EXERCISE OBJECTIVE —
Copy the data below exactly.

SUPPLIED RECORDS —
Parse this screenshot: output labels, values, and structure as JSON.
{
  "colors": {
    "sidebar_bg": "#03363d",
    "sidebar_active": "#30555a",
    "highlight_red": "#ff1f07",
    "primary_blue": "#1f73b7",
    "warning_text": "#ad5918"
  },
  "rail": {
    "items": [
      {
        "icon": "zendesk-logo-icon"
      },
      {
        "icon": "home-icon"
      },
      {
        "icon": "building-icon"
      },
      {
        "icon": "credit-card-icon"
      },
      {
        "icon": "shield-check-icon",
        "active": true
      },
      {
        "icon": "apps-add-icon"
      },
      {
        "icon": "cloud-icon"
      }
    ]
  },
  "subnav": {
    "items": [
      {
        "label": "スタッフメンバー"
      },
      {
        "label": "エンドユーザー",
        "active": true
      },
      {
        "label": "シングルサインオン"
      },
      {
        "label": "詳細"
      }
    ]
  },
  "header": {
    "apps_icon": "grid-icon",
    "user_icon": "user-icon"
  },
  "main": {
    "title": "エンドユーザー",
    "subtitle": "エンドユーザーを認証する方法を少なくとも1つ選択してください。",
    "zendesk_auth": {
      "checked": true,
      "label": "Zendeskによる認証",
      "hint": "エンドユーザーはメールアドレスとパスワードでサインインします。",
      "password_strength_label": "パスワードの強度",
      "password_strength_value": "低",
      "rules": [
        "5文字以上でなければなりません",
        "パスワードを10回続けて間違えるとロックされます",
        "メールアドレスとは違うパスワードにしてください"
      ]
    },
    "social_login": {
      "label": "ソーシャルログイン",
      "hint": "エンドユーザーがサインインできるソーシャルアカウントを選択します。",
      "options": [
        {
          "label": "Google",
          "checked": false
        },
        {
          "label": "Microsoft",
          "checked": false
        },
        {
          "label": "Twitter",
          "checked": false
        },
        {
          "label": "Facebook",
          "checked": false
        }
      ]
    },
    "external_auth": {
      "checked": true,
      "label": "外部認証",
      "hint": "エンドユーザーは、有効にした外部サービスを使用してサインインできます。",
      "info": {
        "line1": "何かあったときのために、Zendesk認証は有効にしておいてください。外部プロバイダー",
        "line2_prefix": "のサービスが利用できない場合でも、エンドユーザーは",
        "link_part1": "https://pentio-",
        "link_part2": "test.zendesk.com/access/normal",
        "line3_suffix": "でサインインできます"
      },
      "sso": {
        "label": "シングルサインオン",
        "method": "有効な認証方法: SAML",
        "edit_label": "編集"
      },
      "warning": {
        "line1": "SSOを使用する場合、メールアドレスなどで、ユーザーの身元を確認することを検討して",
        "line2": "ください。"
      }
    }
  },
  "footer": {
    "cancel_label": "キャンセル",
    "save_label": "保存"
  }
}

SOLUTION TO THIS PROBLEM —
Parse this screenshot: output labels, values, and structure as JSON.
{
  "colors": {
    "sidebar_bg": "#03363d",
    "sidebar_active": "#30555a",
    "highlight_red": "#ff1f07",
    "primary_blue": "#1f73b7",
    "warning_text": "#ad5918"
  },
  "rail": {
    "items": [
      {
        "icon": "zendesk-logo-icon"
      },
      {
        "icon": "home-icon"
      },
      {
        "icon": "building-icon"
      },
      {
        "icon": "credit-card-icon"
      },
      {
        "icon": "shield-check-icon",
        "active": true
      },
      {
        "icon": "apps-add-icon"
      },
      {
        "icon": "cloud-icon"
      }
    ]
  },
  "subnav": {
    "items": [
      {
        "label": "スタッフメンバー"
      },
      {
        "label": "エンドユーザー",
        "active": true
      },
      {
        "label": "シングルサインオン"
      },
      {
        "label": "詳細"
      }
    ]
  },
  "header": {
    "apps_icon": "grid-icon",
    "user_icon": "user-icon"
  },
  "main": {
    "title": "エンドユーザー",
    "subtitle": "エンドユーザーを認証する方法を少なくとも1つ選択してください。",
    "zendesk_auth": {
      "checked": true,
      "label": "Zendeskによる認証",
      "hint": "エンドユーザーはメールアドレスとパスワードでサインインします。",
      "password_strength_label": "パスワードの強度",
      "password_strength_value": "低",
      "rules": [
        "5文字以上でなければなりません",
        "パスワードを10回続けて間違えるとロックされます",
        "メールアドレスとは違うパスワードにしてください"
      ]
    },
    "social_login": {
      "label": "ソーシャルログイン",
      "hint": "エンドユーザーがサインインできるソーシャルアカウントを選択します。",
      "options": [
        {
          "label": "Google",
          "checked": false
        },
        {
          "label": "Microsoft",
          "checked": false
        },
        {
          "label": "Twitter",
          "checked": false
        },
        {
          "label": "Facebook",
          "checked": false
        }
      ]
    },
    "external_auth": {
      "checked": true,
      "label": "外部認証",
      "hint": "エンドユーザーは、有効にした外部サービスを使用してサインインできます。",
      "info": {
        "line1": "何かあったときのために、Zendesk認証は有効にしておいてください。外部プロバイダー",
        "line2_prefix": "のサービスが利用できない場合でも、エンドユーザーは",
        "link_part1": "https://pentio-",
        "link_part2": "test.zendesk.com/access/normal",
        "line3_suffix": "でサインインできます"
      },
      "sso": {
        "label": "シングルサインオン",
        "method": "有効な認証方法: SAML",
        "edit_label": "編集"
      },
      "warning": {
        "line1": "SSOを使用する場合、メールアドレスなどで、ユーザーの身元を確認することを検討して",
        "line2": "ください。"
      }
    }
  },
  "footer": {
    "cancel_label": "キャンセル",
    "save_label": "保存"
  }
}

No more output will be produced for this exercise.